# SUPPLIED DATA:
________________
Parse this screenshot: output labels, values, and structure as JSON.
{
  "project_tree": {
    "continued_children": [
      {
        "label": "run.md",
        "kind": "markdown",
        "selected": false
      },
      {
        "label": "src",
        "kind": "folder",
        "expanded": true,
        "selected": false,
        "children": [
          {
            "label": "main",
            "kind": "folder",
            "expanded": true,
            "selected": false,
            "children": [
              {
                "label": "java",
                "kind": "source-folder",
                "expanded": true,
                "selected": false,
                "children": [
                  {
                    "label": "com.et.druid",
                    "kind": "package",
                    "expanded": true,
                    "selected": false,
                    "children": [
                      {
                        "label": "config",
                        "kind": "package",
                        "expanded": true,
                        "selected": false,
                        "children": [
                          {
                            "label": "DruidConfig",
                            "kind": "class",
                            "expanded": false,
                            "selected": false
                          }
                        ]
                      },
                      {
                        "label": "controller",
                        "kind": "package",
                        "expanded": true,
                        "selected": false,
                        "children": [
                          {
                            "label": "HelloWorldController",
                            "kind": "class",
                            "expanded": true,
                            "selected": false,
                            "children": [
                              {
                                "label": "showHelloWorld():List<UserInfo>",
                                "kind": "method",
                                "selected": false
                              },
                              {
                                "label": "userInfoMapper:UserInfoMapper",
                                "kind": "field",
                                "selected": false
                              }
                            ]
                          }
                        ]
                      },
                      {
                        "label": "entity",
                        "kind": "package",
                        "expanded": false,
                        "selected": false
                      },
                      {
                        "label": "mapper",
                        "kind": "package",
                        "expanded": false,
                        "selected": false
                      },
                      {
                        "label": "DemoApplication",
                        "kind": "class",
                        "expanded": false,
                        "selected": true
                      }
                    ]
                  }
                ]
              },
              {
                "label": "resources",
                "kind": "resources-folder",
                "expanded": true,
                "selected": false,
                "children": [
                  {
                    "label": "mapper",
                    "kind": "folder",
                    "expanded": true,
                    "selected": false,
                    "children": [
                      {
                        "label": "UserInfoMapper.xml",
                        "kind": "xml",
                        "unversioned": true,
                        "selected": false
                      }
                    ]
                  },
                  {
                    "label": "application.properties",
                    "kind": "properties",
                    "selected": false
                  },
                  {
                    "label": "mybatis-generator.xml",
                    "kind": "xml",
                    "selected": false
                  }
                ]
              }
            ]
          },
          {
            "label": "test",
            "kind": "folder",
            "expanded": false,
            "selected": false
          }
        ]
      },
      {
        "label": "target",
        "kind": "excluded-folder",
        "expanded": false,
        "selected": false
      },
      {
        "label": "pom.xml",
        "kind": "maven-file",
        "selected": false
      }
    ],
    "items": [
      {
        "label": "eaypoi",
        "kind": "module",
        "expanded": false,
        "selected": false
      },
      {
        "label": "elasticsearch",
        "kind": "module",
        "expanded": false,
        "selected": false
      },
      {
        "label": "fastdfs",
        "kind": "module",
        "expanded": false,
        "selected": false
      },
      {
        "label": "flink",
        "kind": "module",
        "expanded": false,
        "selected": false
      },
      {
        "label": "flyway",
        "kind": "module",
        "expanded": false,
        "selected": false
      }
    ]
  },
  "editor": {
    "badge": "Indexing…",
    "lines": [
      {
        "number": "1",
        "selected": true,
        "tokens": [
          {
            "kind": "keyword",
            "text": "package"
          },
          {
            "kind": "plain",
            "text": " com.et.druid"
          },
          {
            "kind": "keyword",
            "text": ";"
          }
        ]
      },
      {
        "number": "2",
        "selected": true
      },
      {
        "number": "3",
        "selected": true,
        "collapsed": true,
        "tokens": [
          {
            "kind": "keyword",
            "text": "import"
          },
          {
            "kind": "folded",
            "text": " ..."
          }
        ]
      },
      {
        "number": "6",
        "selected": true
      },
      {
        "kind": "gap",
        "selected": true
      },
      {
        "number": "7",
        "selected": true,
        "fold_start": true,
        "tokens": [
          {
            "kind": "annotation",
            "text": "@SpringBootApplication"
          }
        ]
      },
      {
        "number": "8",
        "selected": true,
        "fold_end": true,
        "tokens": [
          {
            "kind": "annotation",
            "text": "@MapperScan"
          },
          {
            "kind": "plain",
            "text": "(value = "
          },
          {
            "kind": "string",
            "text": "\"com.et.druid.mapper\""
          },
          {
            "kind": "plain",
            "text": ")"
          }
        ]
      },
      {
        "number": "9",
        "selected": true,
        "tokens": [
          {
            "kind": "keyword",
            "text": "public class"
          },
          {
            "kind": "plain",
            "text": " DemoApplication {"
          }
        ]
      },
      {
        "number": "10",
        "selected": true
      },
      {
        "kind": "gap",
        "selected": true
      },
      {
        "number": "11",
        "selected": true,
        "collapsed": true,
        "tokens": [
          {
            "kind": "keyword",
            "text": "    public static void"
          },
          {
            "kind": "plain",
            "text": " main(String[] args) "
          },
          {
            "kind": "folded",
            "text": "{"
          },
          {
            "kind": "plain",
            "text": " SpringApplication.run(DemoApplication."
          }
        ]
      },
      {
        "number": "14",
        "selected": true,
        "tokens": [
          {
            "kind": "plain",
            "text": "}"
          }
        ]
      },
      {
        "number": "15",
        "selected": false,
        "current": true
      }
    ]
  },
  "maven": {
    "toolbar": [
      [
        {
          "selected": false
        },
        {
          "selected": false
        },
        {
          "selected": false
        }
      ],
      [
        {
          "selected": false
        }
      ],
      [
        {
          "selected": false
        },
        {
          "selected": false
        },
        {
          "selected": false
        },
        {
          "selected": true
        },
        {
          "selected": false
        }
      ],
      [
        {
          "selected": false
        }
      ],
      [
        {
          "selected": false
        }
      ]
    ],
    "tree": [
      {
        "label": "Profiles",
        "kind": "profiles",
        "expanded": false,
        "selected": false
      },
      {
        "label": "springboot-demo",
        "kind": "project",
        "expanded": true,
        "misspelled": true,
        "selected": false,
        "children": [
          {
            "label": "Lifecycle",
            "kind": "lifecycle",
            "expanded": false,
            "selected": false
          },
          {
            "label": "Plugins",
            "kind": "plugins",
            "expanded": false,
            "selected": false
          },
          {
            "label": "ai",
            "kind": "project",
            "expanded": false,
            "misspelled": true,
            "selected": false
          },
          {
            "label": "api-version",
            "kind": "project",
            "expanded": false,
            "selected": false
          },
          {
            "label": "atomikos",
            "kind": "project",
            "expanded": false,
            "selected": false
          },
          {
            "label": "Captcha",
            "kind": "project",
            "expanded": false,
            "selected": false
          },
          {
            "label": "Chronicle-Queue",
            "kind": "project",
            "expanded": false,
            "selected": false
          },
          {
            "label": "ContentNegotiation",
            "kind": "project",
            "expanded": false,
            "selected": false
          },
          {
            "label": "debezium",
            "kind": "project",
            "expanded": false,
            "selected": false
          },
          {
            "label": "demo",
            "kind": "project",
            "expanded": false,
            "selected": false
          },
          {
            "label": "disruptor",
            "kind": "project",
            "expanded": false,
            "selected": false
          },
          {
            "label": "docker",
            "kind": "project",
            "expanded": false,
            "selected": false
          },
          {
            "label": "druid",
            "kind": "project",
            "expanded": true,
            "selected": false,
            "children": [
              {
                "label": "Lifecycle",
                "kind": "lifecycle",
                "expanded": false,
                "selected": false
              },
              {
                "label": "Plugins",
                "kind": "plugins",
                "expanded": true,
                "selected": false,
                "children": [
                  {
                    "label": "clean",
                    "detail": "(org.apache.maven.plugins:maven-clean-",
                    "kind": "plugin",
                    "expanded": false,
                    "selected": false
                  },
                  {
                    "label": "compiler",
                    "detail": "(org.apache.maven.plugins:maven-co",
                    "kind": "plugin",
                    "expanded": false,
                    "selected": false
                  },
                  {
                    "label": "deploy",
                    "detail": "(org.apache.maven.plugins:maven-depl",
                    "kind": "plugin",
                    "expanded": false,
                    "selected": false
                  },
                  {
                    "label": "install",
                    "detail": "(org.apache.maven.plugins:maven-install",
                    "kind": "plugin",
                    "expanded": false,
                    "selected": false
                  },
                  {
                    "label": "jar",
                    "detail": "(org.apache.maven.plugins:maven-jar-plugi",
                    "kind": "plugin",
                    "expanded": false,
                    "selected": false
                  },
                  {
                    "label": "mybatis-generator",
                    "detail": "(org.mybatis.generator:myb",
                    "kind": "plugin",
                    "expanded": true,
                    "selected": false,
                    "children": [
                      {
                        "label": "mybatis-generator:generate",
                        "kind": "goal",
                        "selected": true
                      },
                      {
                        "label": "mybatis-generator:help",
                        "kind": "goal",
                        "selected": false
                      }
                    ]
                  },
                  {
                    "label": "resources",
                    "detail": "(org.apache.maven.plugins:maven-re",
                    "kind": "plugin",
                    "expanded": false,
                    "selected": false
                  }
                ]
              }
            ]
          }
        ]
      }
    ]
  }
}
________________
# REQUIREMENT:
Pull every line containing "resources" from the data.

# SOLUTION TO THIS TASK:
                "label": "resources",
                "kind": "resources-folder",
                    "label": "resources",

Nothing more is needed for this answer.